--- Records to use ---

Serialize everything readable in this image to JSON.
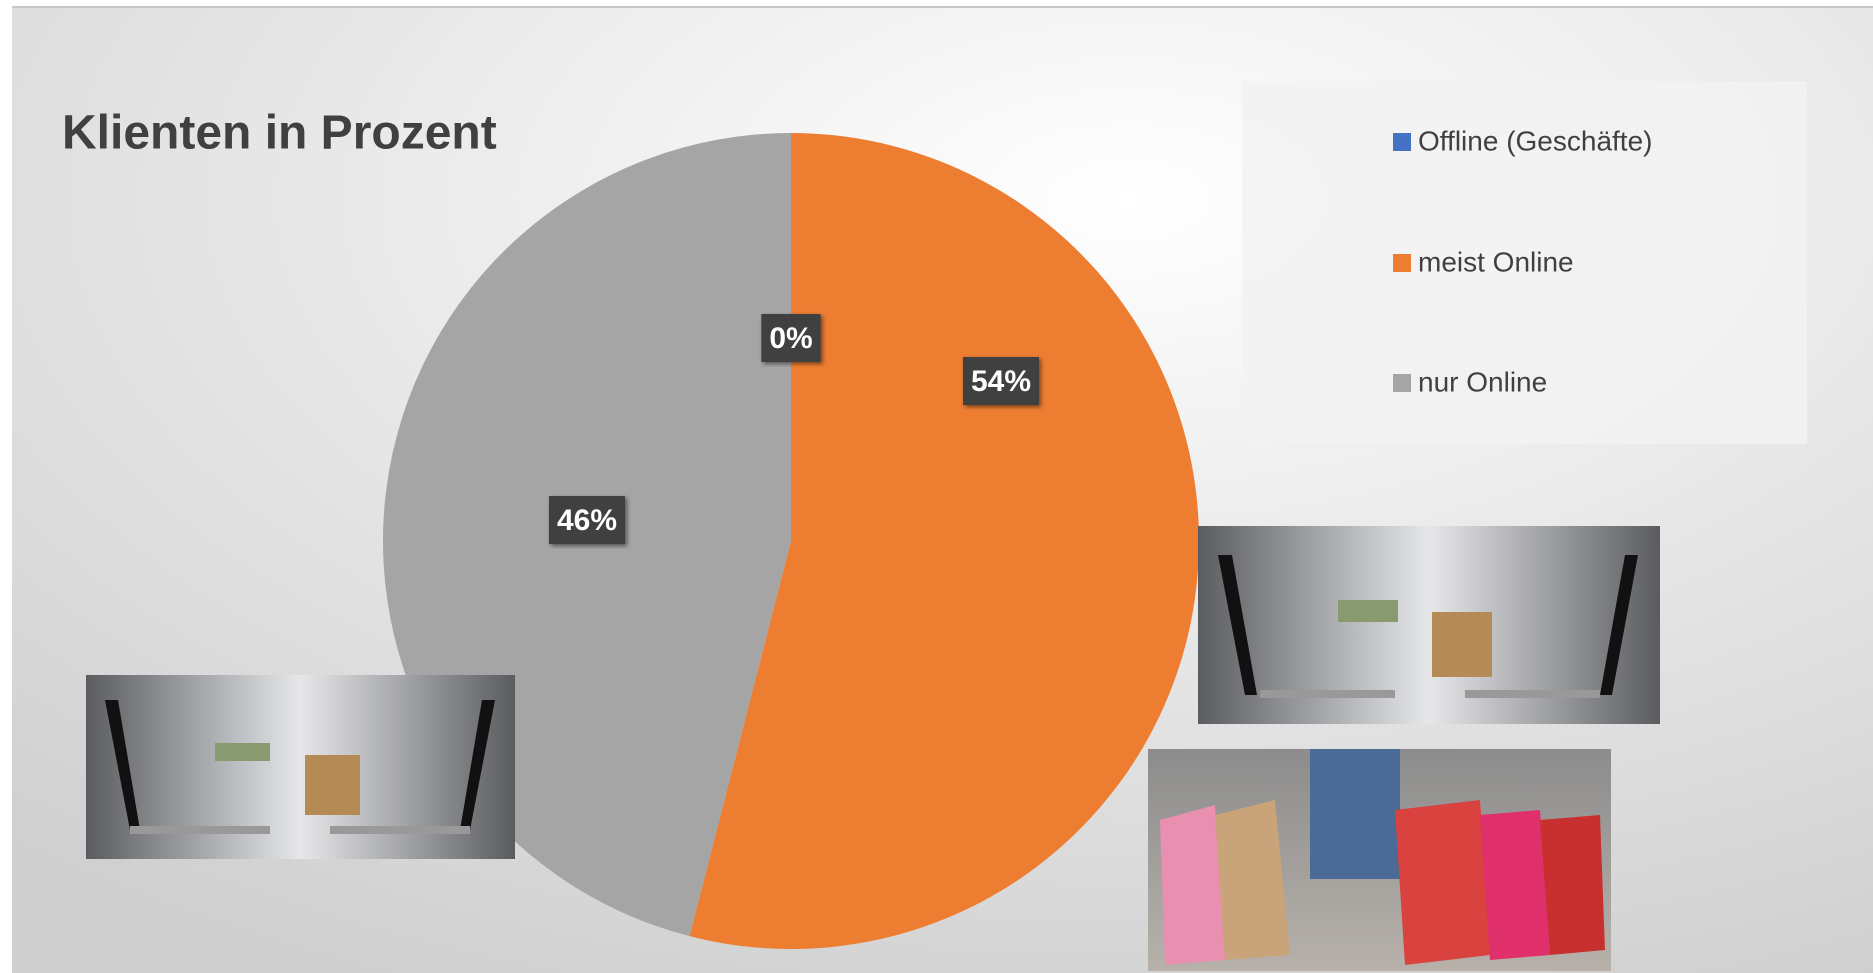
{
  "chart_data": {
    "type": "pie",
    "title": "Klienten in Prozent",
    "categories": [
      "Offline (Geschäfte)",
      "meist Online",
      "nur Online"
    ],
    "values": [
      0,
      54,
      46
    ],
    "value_labels": [
      "0%",
      "54%",
      "46%"
    ],
    "colors": [
      "#4472c4",
      "#ed7d31",
      "#a5a5a5"
    ],
    "legend": "top-right"
  }
}
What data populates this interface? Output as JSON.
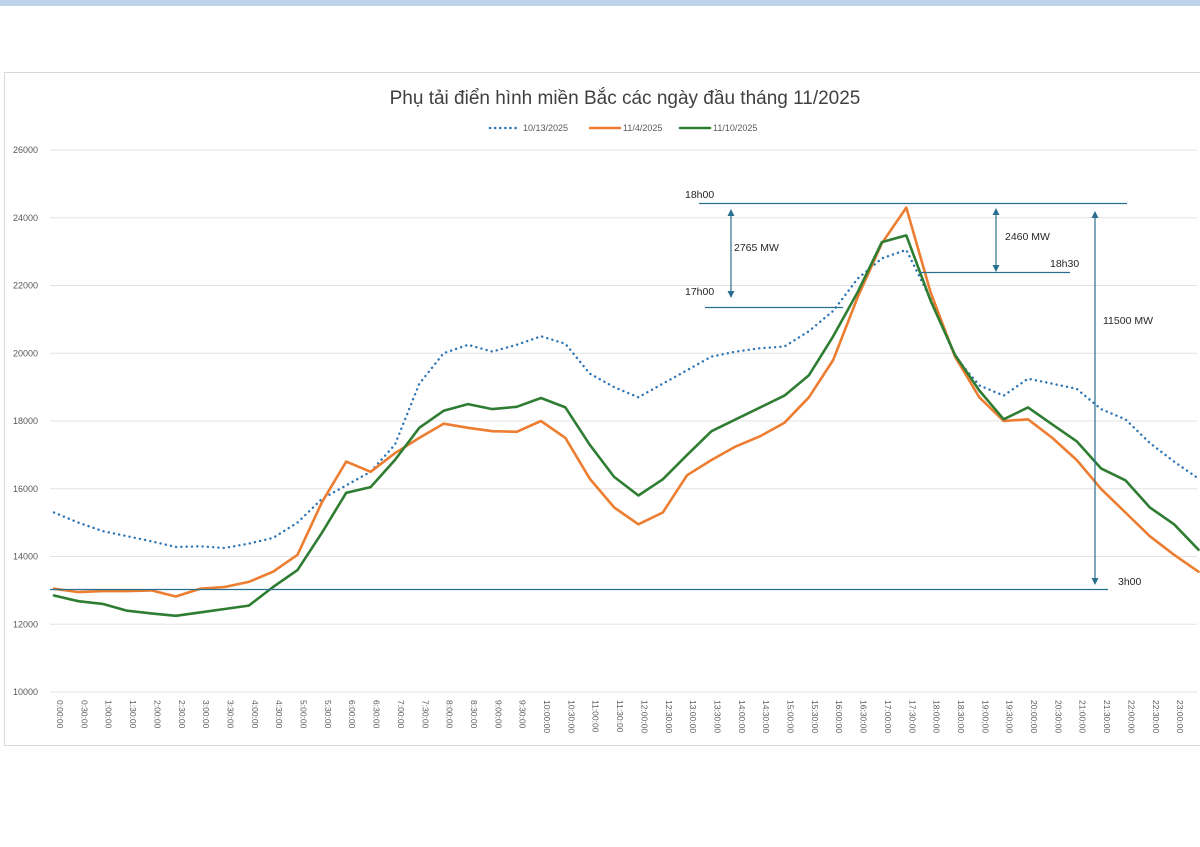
{
  "chart_data": {
    "type": "line",
    "title": "Phụ tải điển hình miền Bắc các ngày đầu tháng 11/2025",
    "ylim": [
      10000,
      26000
    ],
    "yticks": [
      10000,
      12000,
      14000,
      16000,
      18000,
      20000,
      22000,
      24000,
      26000
    ],
    "grid": true,
    "legend_position": "top",
    "categories": [
      "0:00:00",
      "0:30:00",
      "1:00:00",
      "1:30:00",
      "2:00:00",
      "2:30:00",
      "3:00:00",
      "3:30:00",
      "4:00:00",
      "4:30:00",
      "5:00:00",
      "5:30:00",
      "6:00:00",
      "6:30:00",
      "7:00:00",
      "7:30:00",
      "8:00:00",
      "8:30:00",
      "9:00:00",
      "9:30:00",
      "10:00:00",
      "10:30:00",
      "11:00:00",
      "11:30:00",
      "12:00:00",
      "12:30:00",
      "13:00:00",
      "13:30:00",
      "14:00:00",
      "14:30:00",
      "15:00:00",
      "15:30:00",
      "16:00:00",
      "16:30:00",
      "17:00:00",
      "17:30:00",
      "18:00:00",
      "18:30:00",
      "19:00:00",
      "19:30:00",
      "20:00:00",
      "20:30:00",
      "21:00:00",
      "21:30:00",
      "22:00:00",
      "22:30:00",
      "23:00:00",
      "23:30:00"
    ],
    "series": [
      {
        "name": "10/13/2025",
        "color": "#2e75b6",
        "style": "dotted",
        "values": [
          15300,
          15000,
          14750,
          14600,
          14450,
          14280,
          14300,
          14250,
          14380,
          14550,
          15000,
          15700,
          16100,
          16500,
          17300,
          19100,
          20000,
          20250,
          20050,
          20250,
          20500,
          20280,
          19400,
          19000,
          18700,
          19100,
          19500,
          19900,
          20050,
          20150,
          20200,
          20650,
          21250,
          22200,
          22800,
          23050,
          21600,
          19900,
          19050,
          18750,
          19250,
          19100,
          18950,
          18350,
          18050,
          17350,
          16800,
          16300
        ]
      },
      {
        "name": "11/4/2025",
        "color": "#ed7d31",
        "style": "solid",
        "values": [
          13050,
          12950,
          12980,
          12980,
          13000,
          12820,
          13050,
          13100,
          13250,
          13550,
          14050,
          15600,
          16800,
          16500,
          17050,
          17500,
          17920,
          17800,
          17700,
          17680,
          18000,
          17500,
          16300,
          15450,
          14950,
          15300,
          16400,
          16850,
          17250,
          17550,
          17950,
          18700,
          19800,
          21650,
          23250,
          24300,
          21800,
          19900,
          18700,
          18000,
          18050,
          17500,
          16850,
          16000,
          15300,
          14600,
          14050,
          13550
        ]
      },
      {
        "name": "11/10/2025",
        "color": "#2e7d32",
        "style": "solid",
        "values": [
          12850,
          12680,
          12600,
          12400,
          12320,
          12250,
          12350,
          12450,
          12550,
          13100,
          13600,
          14700,
          15880,
          16050,
          16850,
          17800,
          18300,
          18500,
          18350,
          18420,
          18680,
          18400,
          17300,
          16350,
          15800,
          16280,
          17000,
          17700,
          18050,
          18400,
          18750,
          19350,
          20500,
          21800,
          23280,
          23480,
          21550,
          19950,
          18900,
          18050,
          18400,
          17900,
          17400,
          16600,
          16250,
          15450,
          14950,
          14200
        ]
      }
    ],
    "annotations": [
      {
        "label": "18h00"
      },
      {
        "label": "17h00"
      },
      {
        "label": "2765 MW"
      },
      {
        "label": "2460 MW"
      },
      {
        "label": "18h30"
      },
      {
        "label": "11500 MW"
      },
      {
        "label": "3h00"
      }
    ]
  }
}
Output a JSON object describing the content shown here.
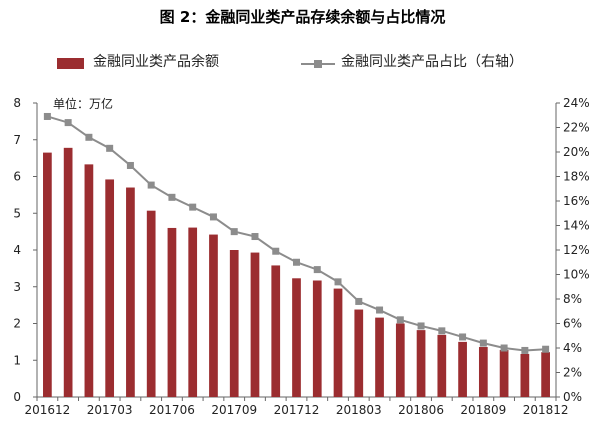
{
  "chart_data": {
    "type": "bar-line",
    "title": "图 2：金融同业类产品存续余额与占比情况",
    "unit_label": "单位：万亿",
    "legend_position": "top",
    "categories": [
      "201612",
      "201701",
      "201702",
      "201703",
      "201704",
      "201705",
      "201706",
      "201707",
      "201708",
      "201709",
      "201710",
      "201711",
      "201712",
      "201801",
      "201802",
      "201803",
      "201804",
      "201805",
      "201806",
      "201807",
      "201808",
      "201809",
      "201810",
      "201811",
      "201812"
    ],
    "x_tick_labels": [
      "201612",
      "201703",
      "201706",
      "201709",
      "201712",
      "201803",
      "201806",
      "201809",
      "201812"
    ],
    "y_left": {
      "min": 0,
      "max": 8,
      "ticks": [
        "0",
        "1",
        "2",
        "3",
        "4",
        "5",
        "6",
        "7",
        "8"
      ]
    },
    "y_right": {
      "min": 0,
      "max": 24,
      "ticks": [
        "0%",
        "2%",
        "4%",
        "6%",
        "8%",
        "10%",
        "12%",
        "14%",
        "16%",
        "18%",
        "20%",
        "22%",
        "24%"
      ]
    },
    "series": [
      {
        "name": "金融同业类产品余额",
        "kind": "bar",
        "axis": "left",
        "color": "#9b2d30",
        "values": [
          6.65,
          6.78,
          6.33,
          5.92,
          5.7,
          5.07,
          4.6,
          4.61,
          4.42,
          4.0,
          3.93,
          3.58,
          3.23,
          3.17,
          2.95,
          2.38,
          2.16,
          2.0,
          1.82,
          1.69,
          1.5,
          1.36,
          1.28,
          1.17,
          1.22
        ]
      },
      {
        "name": "金融同业类产品占比（右轴）",
        "kind": "line",
        "axis": "right",
        "color": "#8c8c8c",
        "values": [
          22.9,
          22.4,
          21.2,
          20.3,
          18.9,
          17.3,
          16.3,
          15.5,
          14.7,
          13.5,
          13.1,
          11.9,
          11.0,
          10.4,
          9.4,
          7.8,
          7.1,
          6.3,
          5.8,
          5.4,
          4.9,
          4.4,
          4.0,
          3.8,
          3.9
        ]
      }
    ]
  }
}
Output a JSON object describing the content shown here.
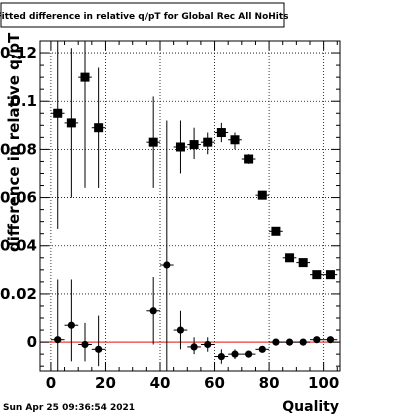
{
  "timestamp": "Sun Apr 25 09:36:54 2021",
  "chart_data": {
    "type": "scatter",
    "title": "Fitted difference in relative q/pT for Global Rec All NoHits",
    "xlabel": "Quality",
    "ylabel": "difference in relative q/pT",
    "xlim": [
      -4,
      106
    ],
    "ylim": [
      -0.012,
      0.125
    ],
    "grid": true,
    "x_ticks": [
      0,
      20,
      40,
      60,
      80,
      100
    ],
    "y_ticks": [
      0,
      0.02,
      0.04,
      0.06,
      0.08,
      0.1,
      0.12
    ],
    "x_tick_labels": [
      "0",
      "20",
      "40",
      "60",
      "80",
      "100"
    ],
    "y_tick_labels": [
      "0",
      "0.02",
      "0.04",
      "0.06",
      "0.08",
      "0.1",
      "0.12"
    ],
    "reference_line": {
      "y": 0,
      "color": "#e8140f"
    },
    "series": [
      {
        "marker": "square",
        "points": [
          {
            "x": 2.5,
            "y": 0.095,
            "ylo": 0.047,
            "yhi": 0.125
          },
          {
            "x": 7.5,
            "y": 0.091,
            "ylo": 0.06,
            "yhi": 0.122
          },
          {
            "x": 12.5,
            "y": 0.11,
            "ylo": 0.064,
            "yhi": 0.125
          },
          {
            "x": 17.5,
            "y": 0.089,
            "ylo": 0.064,
            "yhi": 0.114
          },
          {
            "x": 37.5,
            "y": 0.083,
            "ylo": 0.064,
            "yhi": 0.102
          },
          {
            "x": 47.5,
            "y": 0.081,
            "ylo": 0.07,
            "yhi": 0.092
          },
          {
            "x": 52.5,
            "y": 0.082,
            "ylo": 0.076,
            "yhi": 0.089
          },
          {
            "x": 57.5,
            "y": 0.083,
            "ylo": 0.078,
            "yhi": 0.087
          },
          {
            "x": 62.5,
            "y": 0.087,
            "ylo": 0.083,
            "yhi": 0.091
          },
          {
            "x": 67.5,
            "y": 0.084,
            "ylo": 0.08,
            "yhi": 0.087
          },
          {
            "x": 72.5,
            "y": 0.076,
            "ylo": 0.074,
            "yhi": 0.078
          },
          {
            "x": 77.5,
            "y": 0.061,
            "ylo": 0.06,
            "yhi": 0.062
          },
          {
            "x": 82.5,
            "y": 0.046,
            "ylo": 0.045,
            "yhi": 0.047
          },
          {
            "x": 87.5,
            "y": 0.035,
            "ylo": 0.034,
            "yhi": 0.036
          },
          {
            "x": 92.5,
            "y": 0.033,
            "ylo": 0.032,
            "yhi": 0.034
          },
          {
            "x": 97.5,
            "y": 0.028,
            "ylo": 0.027,
            "yhi": 0.029
          },
          {
            "x": 102.5,
            "y": 0.028,
            "ylo": 0.027,
            "yhi": 0.029
          }
        ]
      },
      {
        "marker": "circle",
        "points": [
          {
            "x": 2.5,
            "y": 0.001,
            "ylo": -0.012,
            "yhi": 0.026
          },
          {
            "x": 7.5,
            "y": 0.007,
            "ylo": -0.008,
            "yhi": 0.026
          },
          {
            "x": 12.5,
            "y": -0.001,
            "ylo": -0.008,
            "yhi": 0.008
          },
          {
            "x": 17.5,
            "y": -0.003,
            "ylo": -0.01,
            "yhi": 0.011
          },
          {
            "x": 37.5,
            "y": 0.013,
            "ylo": -0.001,
            "yhi": 0.027
          },
          {
            "x": 42.5,
            "y": 0.032,
            "ylo": -0.012,
            "yhi": 0.092
          },
          {
            "x": 47.5,
            "y": 0.005,
            "ylo": -0.003,
            "yhi": 0.013
          },
          {
            "x": 52.5,
            "y": -0.002,
            "ylo": -0.005,
            "yhi": 0.002
          },
          {
            "x": 57.5,
            "y": -0.001,
            "ylo": -0.004,
            "yhi": 0.002
          },
          {
            "x": 62.5,
            "y": -0.006,
            "ylo": -0.009,
            "yhi": -0.003
          },
          {
            "x": 67.5,
            "y": -0.005,
            "ylo": -0.007,
            "yhi": -0.003
          },
          {
            "x": 72.5,
            "y": -0.005,
            "ylo": -0.006,
            "yhi": -0.004
          },
          {
            "x": 77.5,
            "y": -0.003,
            "ylo": -0.004,
            "yhi": -0.002
          },
          {
            "x": 82.5,
            "y": 0.0,
            "ylo": -0.0005,
            "yhi": 0.0005
          },
          {
            "x": 87.5,
            "y": 0.0,
            "ylo": -0.0005,
            "yhi": 0.0005
          },
          {
            "x": 92.5,
            "y": 0.0,
            "ylo": -0.0005,
            "yhi": 0.0005
          },
          {
            "x": 97.5,
            "y": 0.001,
            "ylo": 0.0005,
            "yhi": 0.0015
          },
          {
            "x": 102.5,
            "y": 0.001,
            "ylo": 0.0005,
            "yhi": 0.0015
          }
        ]
      }
    ]
  }
}
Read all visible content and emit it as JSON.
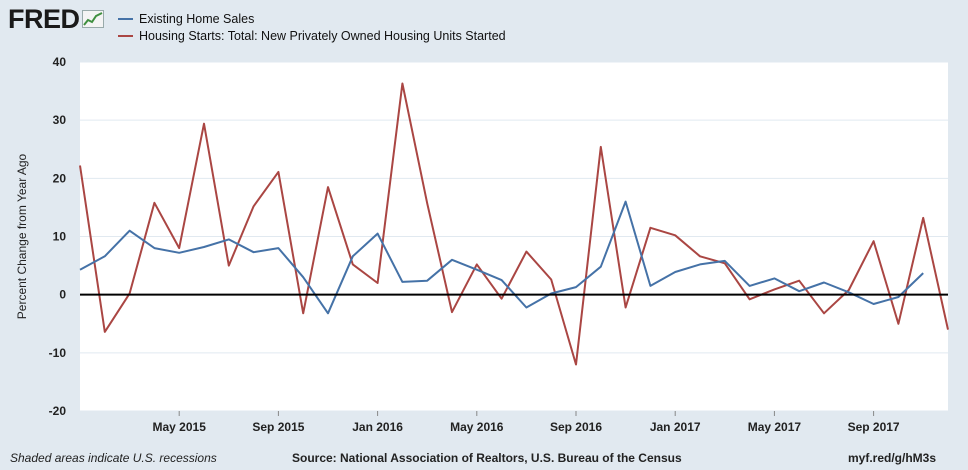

---

### Requirement
Identify the lines above that contain the word "this", then copy them.

### Task response
Serialize everything readable in this image to JSON.
What data populates this interface? Output as JSON.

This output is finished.